START Source material
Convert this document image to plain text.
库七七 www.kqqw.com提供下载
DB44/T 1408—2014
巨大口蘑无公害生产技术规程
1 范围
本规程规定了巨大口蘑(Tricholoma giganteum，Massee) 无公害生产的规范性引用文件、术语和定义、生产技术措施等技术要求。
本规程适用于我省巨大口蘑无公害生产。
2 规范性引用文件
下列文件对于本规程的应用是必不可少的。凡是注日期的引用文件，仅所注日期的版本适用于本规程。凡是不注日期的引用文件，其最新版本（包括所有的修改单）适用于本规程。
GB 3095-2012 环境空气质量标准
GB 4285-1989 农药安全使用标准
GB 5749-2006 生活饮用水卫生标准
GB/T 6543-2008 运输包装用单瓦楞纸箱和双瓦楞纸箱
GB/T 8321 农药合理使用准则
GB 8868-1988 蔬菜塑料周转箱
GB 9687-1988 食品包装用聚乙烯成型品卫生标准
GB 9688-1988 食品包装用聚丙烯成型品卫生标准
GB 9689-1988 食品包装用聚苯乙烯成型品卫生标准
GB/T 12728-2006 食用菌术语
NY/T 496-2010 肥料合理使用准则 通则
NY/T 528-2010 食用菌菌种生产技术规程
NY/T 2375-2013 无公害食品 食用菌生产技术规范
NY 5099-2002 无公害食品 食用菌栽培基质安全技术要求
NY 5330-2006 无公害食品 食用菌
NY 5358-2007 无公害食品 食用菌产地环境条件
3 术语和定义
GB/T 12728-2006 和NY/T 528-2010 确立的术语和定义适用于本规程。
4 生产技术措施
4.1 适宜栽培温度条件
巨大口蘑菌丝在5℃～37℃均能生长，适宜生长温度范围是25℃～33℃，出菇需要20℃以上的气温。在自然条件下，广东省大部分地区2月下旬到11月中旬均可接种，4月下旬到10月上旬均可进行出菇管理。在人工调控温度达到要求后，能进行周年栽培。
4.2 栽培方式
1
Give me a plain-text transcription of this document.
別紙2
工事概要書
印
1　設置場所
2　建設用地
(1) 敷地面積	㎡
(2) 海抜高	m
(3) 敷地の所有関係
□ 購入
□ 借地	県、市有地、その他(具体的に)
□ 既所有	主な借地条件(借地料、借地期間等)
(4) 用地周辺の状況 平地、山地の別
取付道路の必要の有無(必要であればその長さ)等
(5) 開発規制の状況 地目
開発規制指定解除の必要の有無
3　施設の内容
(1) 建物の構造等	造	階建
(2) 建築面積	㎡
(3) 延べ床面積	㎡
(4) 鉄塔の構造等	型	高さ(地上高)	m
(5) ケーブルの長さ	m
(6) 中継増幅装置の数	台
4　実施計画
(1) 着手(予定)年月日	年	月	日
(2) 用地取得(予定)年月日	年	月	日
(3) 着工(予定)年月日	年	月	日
END Source material
• Description of the task
Look through the lines above and collect those with the word "text".

• Expected answer
Convert this document image to plain text.
Give me a plain-text transcription of this document.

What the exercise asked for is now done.